For each line of the data below that holds "value", copy the line.

═══ Data to process

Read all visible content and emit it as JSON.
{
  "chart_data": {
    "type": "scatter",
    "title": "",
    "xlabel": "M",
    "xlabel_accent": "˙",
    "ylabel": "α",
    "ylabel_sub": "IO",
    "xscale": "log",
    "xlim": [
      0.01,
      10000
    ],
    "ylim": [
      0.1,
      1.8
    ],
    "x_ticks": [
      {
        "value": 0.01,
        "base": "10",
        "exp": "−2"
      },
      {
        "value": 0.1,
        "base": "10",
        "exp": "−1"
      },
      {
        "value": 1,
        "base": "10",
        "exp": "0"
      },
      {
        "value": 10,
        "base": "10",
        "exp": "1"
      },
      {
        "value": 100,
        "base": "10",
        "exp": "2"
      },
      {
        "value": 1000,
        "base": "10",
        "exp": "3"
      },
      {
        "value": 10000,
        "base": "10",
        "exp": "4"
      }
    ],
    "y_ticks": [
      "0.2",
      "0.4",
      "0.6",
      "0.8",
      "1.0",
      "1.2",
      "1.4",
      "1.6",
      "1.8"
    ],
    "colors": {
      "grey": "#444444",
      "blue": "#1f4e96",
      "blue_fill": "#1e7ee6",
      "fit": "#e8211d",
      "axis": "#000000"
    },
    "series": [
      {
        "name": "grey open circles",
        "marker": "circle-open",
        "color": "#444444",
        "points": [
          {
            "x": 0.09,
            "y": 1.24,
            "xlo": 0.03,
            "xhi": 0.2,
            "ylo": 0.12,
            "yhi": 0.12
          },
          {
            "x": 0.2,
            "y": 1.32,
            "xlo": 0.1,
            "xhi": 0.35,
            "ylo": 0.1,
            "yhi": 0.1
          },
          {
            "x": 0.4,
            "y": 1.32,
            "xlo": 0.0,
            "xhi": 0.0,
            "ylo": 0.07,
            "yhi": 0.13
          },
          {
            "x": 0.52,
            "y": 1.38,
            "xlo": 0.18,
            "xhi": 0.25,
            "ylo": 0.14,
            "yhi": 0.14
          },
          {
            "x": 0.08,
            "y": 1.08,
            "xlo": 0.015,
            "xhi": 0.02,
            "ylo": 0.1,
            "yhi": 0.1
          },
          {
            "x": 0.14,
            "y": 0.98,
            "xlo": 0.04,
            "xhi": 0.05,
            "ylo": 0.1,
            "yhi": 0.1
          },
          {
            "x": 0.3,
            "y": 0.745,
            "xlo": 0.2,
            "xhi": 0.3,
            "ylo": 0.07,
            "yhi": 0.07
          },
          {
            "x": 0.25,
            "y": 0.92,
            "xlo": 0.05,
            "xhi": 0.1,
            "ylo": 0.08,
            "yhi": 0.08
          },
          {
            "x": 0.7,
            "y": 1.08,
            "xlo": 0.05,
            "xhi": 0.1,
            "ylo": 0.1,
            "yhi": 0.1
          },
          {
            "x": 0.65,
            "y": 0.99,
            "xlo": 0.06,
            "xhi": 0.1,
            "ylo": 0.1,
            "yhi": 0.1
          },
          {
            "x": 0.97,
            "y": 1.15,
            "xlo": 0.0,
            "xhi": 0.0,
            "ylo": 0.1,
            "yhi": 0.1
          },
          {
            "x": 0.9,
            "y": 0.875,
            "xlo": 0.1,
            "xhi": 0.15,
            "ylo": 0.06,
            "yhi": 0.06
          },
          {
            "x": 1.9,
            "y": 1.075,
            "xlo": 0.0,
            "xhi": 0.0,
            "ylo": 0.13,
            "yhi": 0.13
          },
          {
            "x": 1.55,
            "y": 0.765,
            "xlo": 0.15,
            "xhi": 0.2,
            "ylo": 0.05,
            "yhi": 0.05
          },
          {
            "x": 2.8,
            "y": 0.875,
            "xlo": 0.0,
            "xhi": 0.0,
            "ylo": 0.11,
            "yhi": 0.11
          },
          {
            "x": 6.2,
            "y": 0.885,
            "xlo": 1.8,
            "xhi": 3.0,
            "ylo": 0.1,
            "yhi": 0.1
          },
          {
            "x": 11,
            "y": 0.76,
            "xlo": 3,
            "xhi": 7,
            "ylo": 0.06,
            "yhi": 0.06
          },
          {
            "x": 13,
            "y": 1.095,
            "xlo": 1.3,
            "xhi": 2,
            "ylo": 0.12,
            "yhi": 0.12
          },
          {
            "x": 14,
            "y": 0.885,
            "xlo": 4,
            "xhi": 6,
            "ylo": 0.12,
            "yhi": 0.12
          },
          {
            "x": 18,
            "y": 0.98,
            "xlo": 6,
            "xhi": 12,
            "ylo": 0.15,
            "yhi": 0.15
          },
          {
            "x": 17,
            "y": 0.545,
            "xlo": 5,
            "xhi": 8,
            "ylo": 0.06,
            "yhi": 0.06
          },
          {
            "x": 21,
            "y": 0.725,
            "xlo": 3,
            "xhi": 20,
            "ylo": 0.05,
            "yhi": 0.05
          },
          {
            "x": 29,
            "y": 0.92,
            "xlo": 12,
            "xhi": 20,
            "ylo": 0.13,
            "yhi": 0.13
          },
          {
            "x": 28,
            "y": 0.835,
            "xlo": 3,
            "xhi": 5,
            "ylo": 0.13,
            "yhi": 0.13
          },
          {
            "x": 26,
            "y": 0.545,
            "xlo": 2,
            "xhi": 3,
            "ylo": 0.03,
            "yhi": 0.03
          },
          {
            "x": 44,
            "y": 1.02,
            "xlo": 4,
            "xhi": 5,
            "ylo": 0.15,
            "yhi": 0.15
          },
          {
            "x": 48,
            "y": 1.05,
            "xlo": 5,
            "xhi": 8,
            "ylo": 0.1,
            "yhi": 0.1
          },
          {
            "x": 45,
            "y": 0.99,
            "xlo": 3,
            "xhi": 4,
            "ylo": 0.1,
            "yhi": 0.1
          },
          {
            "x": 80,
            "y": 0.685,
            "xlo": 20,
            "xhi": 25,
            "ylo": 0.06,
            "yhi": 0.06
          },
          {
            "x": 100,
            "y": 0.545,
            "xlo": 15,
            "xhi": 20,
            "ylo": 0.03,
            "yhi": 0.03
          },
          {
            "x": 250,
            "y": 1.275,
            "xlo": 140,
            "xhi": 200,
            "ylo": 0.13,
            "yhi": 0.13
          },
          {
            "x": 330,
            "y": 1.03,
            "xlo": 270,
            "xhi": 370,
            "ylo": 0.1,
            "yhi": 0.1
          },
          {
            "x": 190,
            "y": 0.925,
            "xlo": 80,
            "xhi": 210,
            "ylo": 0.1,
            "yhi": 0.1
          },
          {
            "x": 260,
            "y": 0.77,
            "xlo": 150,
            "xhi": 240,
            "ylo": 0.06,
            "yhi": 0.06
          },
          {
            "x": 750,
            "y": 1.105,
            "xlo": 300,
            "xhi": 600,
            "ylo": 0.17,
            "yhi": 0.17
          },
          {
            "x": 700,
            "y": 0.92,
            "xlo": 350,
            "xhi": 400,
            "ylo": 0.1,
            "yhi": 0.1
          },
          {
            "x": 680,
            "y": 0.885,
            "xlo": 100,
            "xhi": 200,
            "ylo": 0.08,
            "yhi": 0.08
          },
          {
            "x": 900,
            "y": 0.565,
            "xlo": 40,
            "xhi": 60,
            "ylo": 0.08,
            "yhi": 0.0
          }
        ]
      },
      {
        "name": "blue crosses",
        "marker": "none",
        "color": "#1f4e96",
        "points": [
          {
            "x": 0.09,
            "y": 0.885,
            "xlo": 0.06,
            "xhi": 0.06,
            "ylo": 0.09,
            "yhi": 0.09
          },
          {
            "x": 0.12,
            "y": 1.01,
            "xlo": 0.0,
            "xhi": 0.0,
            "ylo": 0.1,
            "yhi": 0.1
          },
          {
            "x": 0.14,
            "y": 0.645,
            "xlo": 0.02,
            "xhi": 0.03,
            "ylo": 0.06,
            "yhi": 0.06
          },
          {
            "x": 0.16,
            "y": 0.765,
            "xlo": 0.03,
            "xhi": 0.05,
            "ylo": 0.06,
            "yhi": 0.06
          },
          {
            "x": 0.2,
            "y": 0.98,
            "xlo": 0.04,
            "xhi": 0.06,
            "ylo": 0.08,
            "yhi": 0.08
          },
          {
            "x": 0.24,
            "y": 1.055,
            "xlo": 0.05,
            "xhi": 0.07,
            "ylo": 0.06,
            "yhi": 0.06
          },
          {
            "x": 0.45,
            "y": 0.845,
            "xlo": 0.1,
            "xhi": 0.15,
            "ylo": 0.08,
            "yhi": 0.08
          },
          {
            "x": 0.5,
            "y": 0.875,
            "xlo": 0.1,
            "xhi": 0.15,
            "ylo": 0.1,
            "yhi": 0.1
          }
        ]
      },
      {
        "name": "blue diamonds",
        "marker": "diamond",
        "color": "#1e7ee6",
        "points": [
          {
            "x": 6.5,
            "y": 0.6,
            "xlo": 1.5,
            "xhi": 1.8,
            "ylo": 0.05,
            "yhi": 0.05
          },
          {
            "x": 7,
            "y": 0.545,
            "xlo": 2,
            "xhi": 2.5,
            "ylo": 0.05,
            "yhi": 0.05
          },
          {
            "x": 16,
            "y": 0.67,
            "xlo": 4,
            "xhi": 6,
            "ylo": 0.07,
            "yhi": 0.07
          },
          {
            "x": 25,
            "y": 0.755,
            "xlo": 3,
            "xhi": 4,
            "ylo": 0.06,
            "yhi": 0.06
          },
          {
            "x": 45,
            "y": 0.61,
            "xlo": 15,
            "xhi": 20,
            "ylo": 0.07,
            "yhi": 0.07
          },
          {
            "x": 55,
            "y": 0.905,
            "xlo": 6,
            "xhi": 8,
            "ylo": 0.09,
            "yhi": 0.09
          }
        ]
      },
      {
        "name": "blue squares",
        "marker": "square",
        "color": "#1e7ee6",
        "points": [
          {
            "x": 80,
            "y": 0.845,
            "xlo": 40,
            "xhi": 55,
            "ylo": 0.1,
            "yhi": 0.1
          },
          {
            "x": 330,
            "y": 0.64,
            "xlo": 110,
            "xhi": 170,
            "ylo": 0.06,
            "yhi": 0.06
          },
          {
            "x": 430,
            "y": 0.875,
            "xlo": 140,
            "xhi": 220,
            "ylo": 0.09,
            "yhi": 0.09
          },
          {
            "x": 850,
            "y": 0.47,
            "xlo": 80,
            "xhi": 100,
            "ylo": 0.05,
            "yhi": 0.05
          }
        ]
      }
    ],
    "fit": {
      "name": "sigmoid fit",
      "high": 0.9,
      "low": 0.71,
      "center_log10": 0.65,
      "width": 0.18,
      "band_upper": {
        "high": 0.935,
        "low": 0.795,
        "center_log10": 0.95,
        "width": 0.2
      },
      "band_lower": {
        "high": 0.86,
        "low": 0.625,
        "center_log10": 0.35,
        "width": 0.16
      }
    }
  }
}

══════

> **Result**
        "value": 0.01,
        "value": 0.1,
        "value": 1,
        "value": 10,
        "value": 100,
        "value": 1000,
        "value": 10000,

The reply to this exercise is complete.